**DIRECTIONS:**
Read the lines below and count those that have the word "text". Respond with the number only.

**Records from a dataset:**
**********

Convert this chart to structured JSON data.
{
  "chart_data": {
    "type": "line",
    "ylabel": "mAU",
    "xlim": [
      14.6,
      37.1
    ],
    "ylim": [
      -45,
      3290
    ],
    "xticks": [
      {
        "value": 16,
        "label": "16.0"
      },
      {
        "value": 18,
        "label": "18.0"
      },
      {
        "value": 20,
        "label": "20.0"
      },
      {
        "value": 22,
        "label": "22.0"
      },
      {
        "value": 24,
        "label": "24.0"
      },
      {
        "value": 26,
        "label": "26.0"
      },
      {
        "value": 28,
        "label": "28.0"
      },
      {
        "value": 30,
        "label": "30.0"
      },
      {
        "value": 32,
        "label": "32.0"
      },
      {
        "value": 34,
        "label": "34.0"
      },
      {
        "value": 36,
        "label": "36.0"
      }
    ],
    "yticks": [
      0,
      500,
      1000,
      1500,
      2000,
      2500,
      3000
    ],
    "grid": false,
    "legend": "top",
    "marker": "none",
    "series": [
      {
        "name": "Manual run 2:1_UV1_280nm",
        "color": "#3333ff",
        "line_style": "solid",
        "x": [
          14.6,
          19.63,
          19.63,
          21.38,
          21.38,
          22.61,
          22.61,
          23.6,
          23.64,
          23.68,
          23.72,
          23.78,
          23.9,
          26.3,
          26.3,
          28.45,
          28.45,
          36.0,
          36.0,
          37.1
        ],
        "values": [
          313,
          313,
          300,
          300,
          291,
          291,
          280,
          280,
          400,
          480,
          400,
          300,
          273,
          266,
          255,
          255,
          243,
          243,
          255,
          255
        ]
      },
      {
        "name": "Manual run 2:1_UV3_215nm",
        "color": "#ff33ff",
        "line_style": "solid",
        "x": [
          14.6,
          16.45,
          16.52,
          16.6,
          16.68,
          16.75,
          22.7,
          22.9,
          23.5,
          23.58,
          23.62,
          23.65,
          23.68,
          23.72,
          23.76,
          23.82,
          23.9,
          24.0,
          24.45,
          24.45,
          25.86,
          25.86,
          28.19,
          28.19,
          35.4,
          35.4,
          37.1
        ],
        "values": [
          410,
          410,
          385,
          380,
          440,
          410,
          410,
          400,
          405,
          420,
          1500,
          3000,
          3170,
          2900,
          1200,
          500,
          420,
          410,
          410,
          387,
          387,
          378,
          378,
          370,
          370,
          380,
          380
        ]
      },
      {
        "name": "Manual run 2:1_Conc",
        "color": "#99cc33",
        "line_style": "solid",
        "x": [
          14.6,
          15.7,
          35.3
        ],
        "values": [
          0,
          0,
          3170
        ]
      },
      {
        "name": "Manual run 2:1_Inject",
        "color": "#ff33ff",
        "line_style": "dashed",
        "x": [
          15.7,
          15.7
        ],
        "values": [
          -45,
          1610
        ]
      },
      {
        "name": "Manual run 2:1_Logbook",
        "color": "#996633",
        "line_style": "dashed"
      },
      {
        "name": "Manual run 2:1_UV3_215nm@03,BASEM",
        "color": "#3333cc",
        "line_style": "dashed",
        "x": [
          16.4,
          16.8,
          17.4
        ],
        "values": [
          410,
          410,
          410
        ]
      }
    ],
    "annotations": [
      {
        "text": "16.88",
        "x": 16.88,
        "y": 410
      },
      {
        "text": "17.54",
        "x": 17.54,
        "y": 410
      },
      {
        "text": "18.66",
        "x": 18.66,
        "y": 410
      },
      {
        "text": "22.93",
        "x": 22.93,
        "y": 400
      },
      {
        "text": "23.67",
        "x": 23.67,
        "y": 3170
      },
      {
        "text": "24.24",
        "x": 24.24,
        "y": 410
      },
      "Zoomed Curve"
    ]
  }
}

**********

**FINISHED TASK:**
6